What is being asked: Sort through the data and copy the lines holding the word "Application".

Excerpts from a figure dataset:

● ● ● ● ●

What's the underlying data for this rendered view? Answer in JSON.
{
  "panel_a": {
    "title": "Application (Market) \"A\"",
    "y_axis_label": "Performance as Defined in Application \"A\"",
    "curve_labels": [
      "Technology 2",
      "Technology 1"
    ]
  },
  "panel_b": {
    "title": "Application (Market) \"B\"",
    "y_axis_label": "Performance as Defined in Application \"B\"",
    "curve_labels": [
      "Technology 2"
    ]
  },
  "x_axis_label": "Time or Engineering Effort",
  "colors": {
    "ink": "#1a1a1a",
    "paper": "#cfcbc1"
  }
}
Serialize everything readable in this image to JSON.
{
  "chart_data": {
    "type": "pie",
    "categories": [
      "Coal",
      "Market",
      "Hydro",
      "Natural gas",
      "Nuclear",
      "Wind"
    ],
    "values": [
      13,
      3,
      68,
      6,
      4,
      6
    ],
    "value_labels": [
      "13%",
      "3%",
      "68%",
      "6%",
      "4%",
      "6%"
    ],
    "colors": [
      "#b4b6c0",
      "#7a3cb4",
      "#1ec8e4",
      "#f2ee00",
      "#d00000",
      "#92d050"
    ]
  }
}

● ● ● ● ●

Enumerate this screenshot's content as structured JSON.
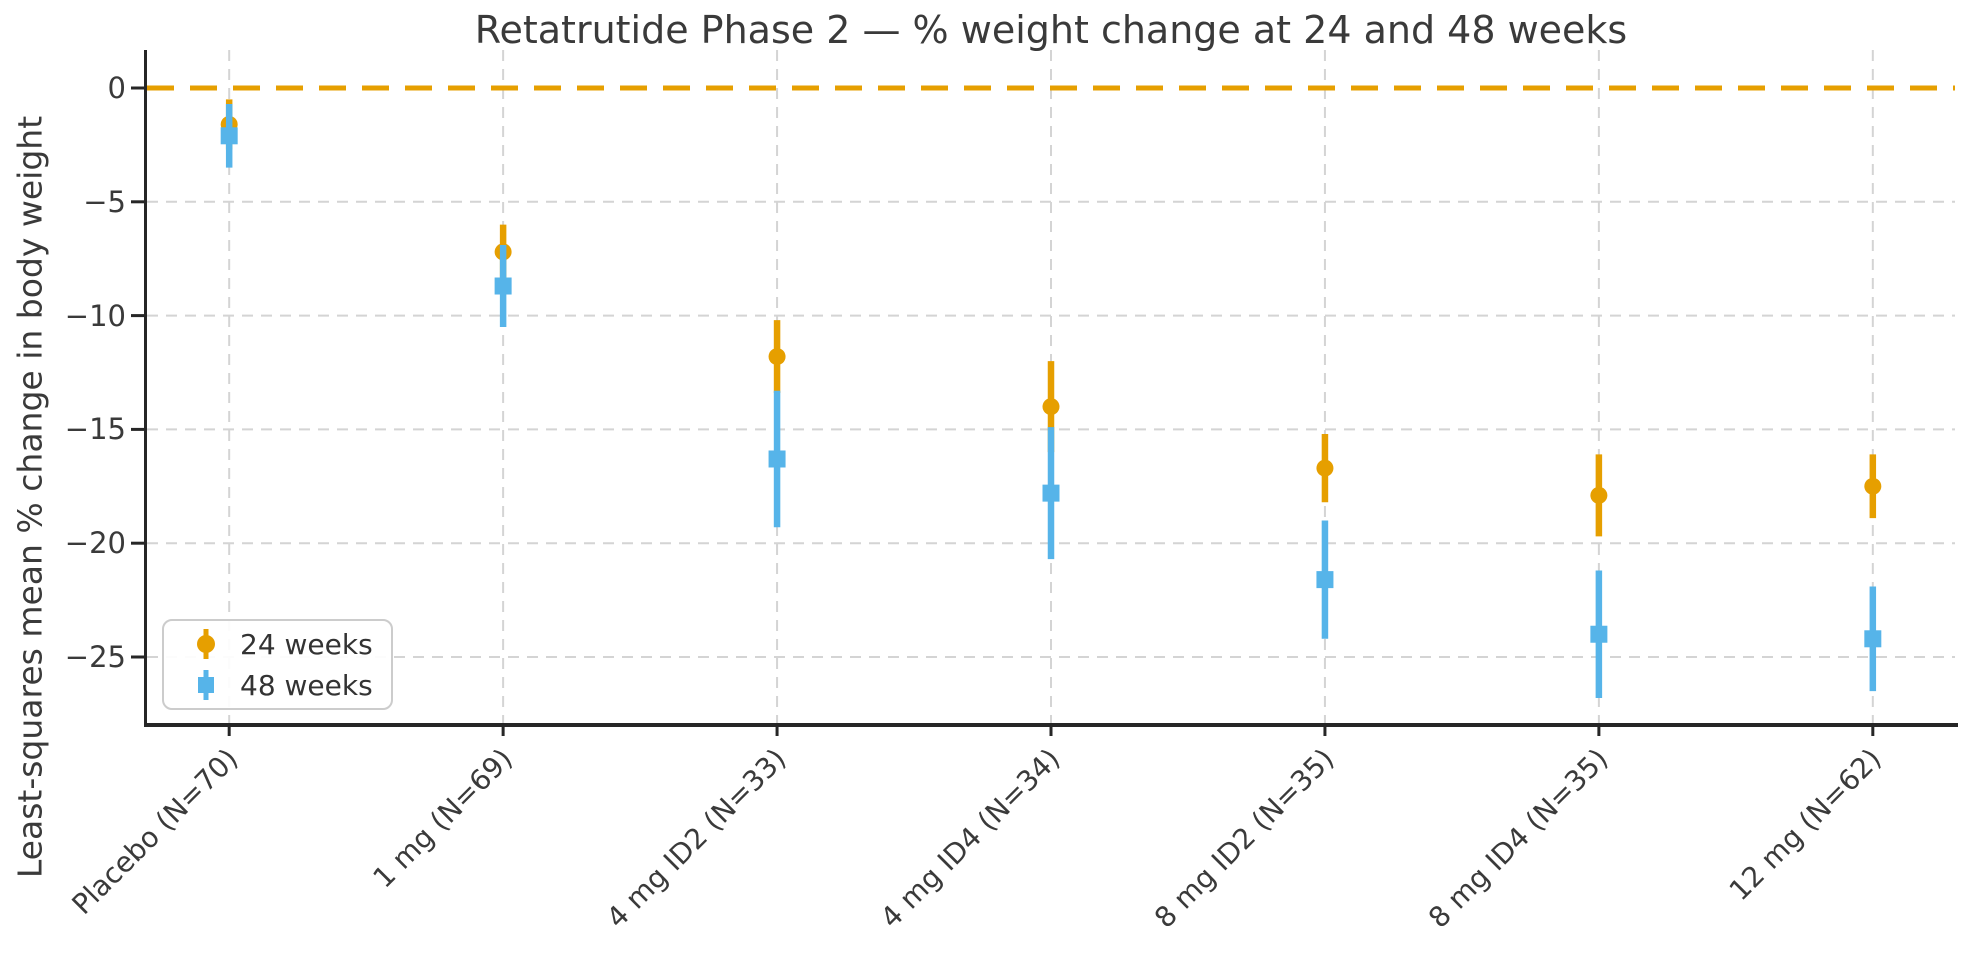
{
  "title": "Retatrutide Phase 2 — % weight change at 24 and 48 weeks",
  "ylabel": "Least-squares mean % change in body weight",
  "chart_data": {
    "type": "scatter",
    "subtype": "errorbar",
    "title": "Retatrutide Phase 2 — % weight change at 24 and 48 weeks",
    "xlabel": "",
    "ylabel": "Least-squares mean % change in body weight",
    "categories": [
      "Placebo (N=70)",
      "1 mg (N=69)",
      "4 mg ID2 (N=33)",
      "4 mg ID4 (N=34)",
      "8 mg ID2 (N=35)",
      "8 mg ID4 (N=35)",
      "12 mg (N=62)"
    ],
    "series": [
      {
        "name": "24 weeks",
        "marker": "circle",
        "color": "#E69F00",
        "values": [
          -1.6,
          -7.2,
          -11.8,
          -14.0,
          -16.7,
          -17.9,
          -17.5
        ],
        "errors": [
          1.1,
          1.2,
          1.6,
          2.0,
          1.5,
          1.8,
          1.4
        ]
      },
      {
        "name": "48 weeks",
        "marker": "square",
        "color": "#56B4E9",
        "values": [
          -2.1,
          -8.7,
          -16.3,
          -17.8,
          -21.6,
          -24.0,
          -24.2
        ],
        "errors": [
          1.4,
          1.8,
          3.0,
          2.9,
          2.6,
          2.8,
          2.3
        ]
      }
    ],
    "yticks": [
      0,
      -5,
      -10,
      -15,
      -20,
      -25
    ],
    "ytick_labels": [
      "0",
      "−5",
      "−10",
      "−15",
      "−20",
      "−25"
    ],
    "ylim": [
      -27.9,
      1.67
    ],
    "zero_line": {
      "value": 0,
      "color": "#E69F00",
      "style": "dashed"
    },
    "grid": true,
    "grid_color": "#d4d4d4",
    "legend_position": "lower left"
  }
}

● ● ● ● ●

Solution below:
    "title": "Application (Market) \"A\"",
    "y_axis_label": "Performance as Defined in Application \"A\"",
    "title": "Application (Market) \"B\"",
    "y_axis_label": "Performance as Defined in Application \"B\"",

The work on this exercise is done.